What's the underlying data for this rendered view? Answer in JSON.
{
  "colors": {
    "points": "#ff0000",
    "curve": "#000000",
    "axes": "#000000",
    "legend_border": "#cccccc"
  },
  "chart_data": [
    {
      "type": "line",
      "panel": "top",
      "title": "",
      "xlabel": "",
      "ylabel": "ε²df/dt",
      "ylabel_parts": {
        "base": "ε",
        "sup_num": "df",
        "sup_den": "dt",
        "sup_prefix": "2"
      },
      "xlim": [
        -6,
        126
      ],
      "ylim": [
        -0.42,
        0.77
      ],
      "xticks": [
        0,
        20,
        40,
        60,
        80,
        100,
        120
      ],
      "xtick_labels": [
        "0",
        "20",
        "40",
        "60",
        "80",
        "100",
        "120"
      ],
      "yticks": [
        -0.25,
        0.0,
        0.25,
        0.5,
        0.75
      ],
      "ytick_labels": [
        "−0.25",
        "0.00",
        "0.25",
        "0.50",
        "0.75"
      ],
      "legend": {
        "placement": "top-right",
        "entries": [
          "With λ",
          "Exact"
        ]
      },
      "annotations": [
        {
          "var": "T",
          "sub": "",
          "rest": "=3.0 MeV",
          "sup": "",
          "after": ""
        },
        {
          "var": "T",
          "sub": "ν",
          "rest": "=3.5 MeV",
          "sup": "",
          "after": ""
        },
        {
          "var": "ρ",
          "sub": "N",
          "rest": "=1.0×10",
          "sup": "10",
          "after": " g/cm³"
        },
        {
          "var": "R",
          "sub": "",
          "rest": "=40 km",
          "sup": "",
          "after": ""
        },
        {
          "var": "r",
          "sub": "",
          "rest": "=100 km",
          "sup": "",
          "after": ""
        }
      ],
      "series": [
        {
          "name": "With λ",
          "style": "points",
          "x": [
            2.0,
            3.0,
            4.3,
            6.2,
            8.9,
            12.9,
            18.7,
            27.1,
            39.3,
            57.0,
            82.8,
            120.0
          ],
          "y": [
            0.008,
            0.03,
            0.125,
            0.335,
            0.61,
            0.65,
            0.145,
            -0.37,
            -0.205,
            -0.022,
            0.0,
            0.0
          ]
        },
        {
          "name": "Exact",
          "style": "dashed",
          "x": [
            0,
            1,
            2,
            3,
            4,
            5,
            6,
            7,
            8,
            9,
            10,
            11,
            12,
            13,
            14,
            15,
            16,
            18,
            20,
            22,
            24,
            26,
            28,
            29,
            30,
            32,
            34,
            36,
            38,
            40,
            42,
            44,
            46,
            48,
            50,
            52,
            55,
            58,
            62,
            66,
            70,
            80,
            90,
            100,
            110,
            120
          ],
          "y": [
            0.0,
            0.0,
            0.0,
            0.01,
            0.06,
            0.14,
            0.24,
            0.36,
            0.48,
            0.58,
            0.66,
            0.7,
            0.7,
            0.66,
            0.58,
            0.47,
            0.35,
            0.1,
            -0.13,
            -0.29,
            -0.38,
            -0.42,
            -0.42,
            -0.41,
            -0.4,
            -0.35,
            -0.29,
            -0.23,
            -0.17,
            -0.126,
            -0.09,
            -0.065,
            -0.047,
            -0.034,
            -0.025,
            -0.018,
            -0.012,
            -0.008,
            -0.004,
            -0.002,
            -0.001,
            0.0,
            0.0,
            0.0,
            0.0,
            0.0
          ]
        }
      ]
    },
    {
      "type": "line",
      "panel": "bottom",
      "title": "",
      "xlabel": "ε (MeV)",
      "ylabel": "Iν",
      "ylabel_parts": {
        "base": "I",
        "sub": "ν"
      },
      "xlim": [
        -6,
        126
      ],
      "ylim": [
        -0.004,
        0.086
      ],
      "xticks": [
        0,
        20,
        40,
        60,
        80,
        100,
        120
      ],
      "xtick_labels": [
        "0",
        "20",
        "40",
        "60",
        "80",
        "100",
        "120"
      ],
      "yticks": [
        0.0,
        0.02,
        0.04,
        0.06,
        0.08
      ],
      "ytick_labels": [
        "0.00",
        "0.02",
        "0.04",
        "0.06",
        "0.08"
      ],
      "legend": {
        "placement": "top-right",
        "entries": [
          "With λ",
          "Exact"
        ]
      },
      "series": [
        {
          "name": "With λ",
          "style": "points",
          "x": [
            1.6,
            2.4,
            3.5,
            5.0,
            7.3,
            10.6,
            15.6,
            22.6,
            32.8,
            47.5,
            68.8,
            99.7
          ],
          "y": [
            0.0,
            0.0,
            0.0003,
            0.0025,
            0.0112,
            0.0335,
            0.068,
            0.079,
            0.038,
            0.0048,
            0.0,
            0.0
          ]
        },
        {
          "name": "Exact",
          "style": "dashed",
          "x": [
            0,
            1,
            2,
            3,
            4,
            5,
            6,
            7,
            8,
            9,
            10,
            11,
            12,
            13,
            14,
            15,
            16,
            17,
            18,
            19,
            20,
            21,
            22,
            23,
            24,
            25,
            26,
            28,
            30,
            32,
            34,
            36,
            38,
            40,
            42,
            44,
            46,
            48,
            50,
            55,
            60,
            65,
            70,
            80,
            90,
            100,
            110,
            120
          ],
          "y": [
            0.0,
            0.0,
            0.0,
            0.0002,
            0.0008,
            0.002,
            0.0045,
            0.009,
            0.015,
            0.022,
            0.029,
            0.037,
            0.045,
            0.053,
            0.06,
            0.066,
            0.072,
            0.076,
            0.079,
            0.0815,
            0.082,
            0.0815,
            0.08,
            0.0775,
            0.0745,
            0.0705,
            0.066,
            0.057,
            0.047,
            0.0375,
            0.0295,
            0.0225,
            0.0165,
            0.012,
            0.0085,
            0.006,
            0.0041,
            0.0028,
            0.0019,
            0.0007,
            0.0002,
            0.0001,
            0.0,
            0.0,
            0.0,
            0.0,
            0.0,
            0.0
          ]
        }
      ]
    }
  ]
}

──────────

> _Given problem_: Print the listing above in full, exactly as it is.

> _Full solution_:
What's the underlying data for this rendered view? Answer in JSON.
{
  "colors": {
    "points": "#ff0000",
    "curve": "#000000",
    "axes": "#000000",
    "legend_border": "#cccccc"
  },
  "chart_data": [
    {
      "type": "line",
      "panel": "top",
      "title": "",
      "xlabel": "",
      "ylabel": "ε²df/dt",
      "ylabel_parts": {
        "base": "ε",
        "sup_num": "df",
        "sup_den": "dt",
        "sup_prefix": "2"
      },
      "xlim": [
        -6,
        126
      ],
      "ylim": [
        -0.42,
        0.77
      ],
      "xticks": [
        0,
        20,
        40,
        60,
        80,
        100,
        120
      ],
      "xtick_labels": [
        "0",
        "20",
        "40",
        "60",
        "80",
        "100",
        "120"
      ],
      "yticks": [
        -0.25,
        0.0,
        0.25,
        0.5,
        0.75
      ],
      "ytick_labels": [
        "−0.25",
        "0.00",
        "0.25",
        "0.50",
        "0.75"
      ],
      "legend": {
        "placement": "top-right",
        "entries": [
          "With λ",
          "Exact"
        ]
      },
      "annotations": [
        {
          "var": "T",
          "sub": "",
          "rest": "=3.0 MeV",
          "sup": "",
          "after": ""
        },
        {
          "var": "T",
          "sub": "ν",
          "rest": "=3.5 MeV",
          "sup": "",
          "after": ""
        },
        {
          "var": "ρ",
          "sub": "N",
          "rest": "=1.0×10",
          "sup": "10",
          "after": " g/cm³"
        },
        {
          "var": "R",
          "sub": "",
          "rest": "=40 km",
          "sup": "",
          "after": ""
        },
        {
          "var": "r",
          "sub": "",
          "rest": "=100 km",
          "sup": "",
          "after": ""
        }
      ],
      "series": [
        {
          "name": "With λ",
          "style": "points",
          "x": [
            2.0,
            3.0,
            4.3,
            6.2,
            8.9,
            12.9,
            18.7,
            27.1,
            39.3,
            57.0,
            82.8,
            120.0
          ],
          "y": [
            0.008,
            0.03,
            0.125,
            0.335,
            0.61,
            0.65,
            0.145,
            -0.37,
            -0.205,
            -0.022,
            0.0,
            0.0
          ]
        },
        {
          "name": "Exact",
          "style": "dashed",
          "x": [
            0,
            1,
            2,
            3,
            4,
            5,
            6,
            7,
            8,
            9,
            10,
            11,
            12,
            13,
            14,
            15,
            16,
            18,
            20,
            22,
            24,
            26,
            28,
            29,
            30,
            32,
            34,
            36,
            38,
            40,
            42,
            44,
            46,
            48,
            50,
            52,
            55,
            58,
            62,
            66,
            70,
            80,
            90,
            100,
            110,
            120
          ],
          "y": [
            0.0,
            0.0,
            0.0,
            0.01,
            0.06,
            0.14,
            0.24,
            0.36,
            0.48,
            0.58,
            0.66,
            0.7,
            0.7,
            0.66,
            0.58,
            0.47,
            0.35,
            0.1,
            -0.13,
            -0.29,
            -0.38,
            -0.42,
            -0.42,
            -0.41,
            -0.4,
            -0.35,
            -0.29,
            -0.23,
            -0.17,
            -0.126,
            -0.09,
            -0.065,
            -0.047,
            -0.034,
            -0.025,
            -0.018,
            -0.012,
            -0.008,
            -0.004,
            -0.002,
            -0.001,
            0.0,
            0.0,
            0.0,
            0.0,
            0.0
          ]
        }
      ]
    },
    {
      "type": "line",
      "panel": "bottom",
      "title": "",
      "xlabel": "ε (MeV)",
      "ylabel": "Iν",
      "ylabel_parts": {
        "base": "I",
        "sub": "ν"
      },
      "xlim": [
        -6,
        126
      ],
      "ylim": [
        -0.004,
        0.086
      ],
      "xticks": [
        0,
        20,
        40,
        60,
        80,
        100,
        120
      ],
      "xtick_labels": [
        "0",
        "20",
        "40",
        "60",
        "80",
        "100",
        "120"
      ],
      "yticks": [
        0.0,
        0.02,
        0.04,
        0.06,
        0.08
      ],
      "ytick_labels": [
        "0.00",
        "0.02",
        "0.04",
        "0.06",
        "0.08"
      ],
      "legend": {
        "placement": "top-right",
        "entries": [
          "With λ",
          "Exact"
        ]
      },
      "series": [
        {
          "name": "With λ",
          "style": "points",
          "x": [
            1.6,
            2.4,
            3.5,
            5.0,
            7.3,
            10.6,
            15.6,
            22.6,
            32.8,
            47.5,
            68.8,
            99.7
          ],
          "y": [
            0.0,
            0.0,
            0.0003,
            0.0025,
            0.0112,
            0.0335,
            0.068,
            0.079,
            0.038,
            0.0048,
            0.0,
            0.0
          ]
        },
        {
          "name": "Exact",
          "style": "dashed",
          "x": [
            0,
            1,
            2,
            3,
            4,
            5,
            6,
            7,
            8,
            9,
            10,
            11,
            12,
            13,
            14,
            15,
            16,
            17,
            18,
            19,
            20,
            21,
            22,
            23,
            24,
            25,
            26,
            28,
            30,
            32,
            34,
            36,
            38,
            40,
            42,
            44,
            46,
            48,
            50,
            55,
            60,
            65,
            70,
            80,
            90,
            100,
            110,
            120
          ],
          "y": [
            0.0,
            0.0,
            0.0,
            0.0002,
            0.0008,
            0.002,
            0.0045,
            0.009,
            0.015,
            0.022,
            0.029,
            0.037,
            0.045,
            0.053,
            0.06,
            0.066,
            0.072,
            0.076,
            0.079,
            0.0815,
            0.082,
            0.0815,
            0.08,
            0.0775,
            0.0745,
            0.0705,
            0.066,
            0.057,
            0.047,
            0.0375,
            0.0295,
            0.0225,
            0.0165,
            0.012,
            0.0085,
            0.006,
            0.0041,
            0.0028,
            0.0019,
            0.0007,
            0.0002,
            0.0001,
            0.0,
            0.0,
            0.0,
            0.0,
            0.0,
            0.0
          ]
        }
      ]
    }
  ]
}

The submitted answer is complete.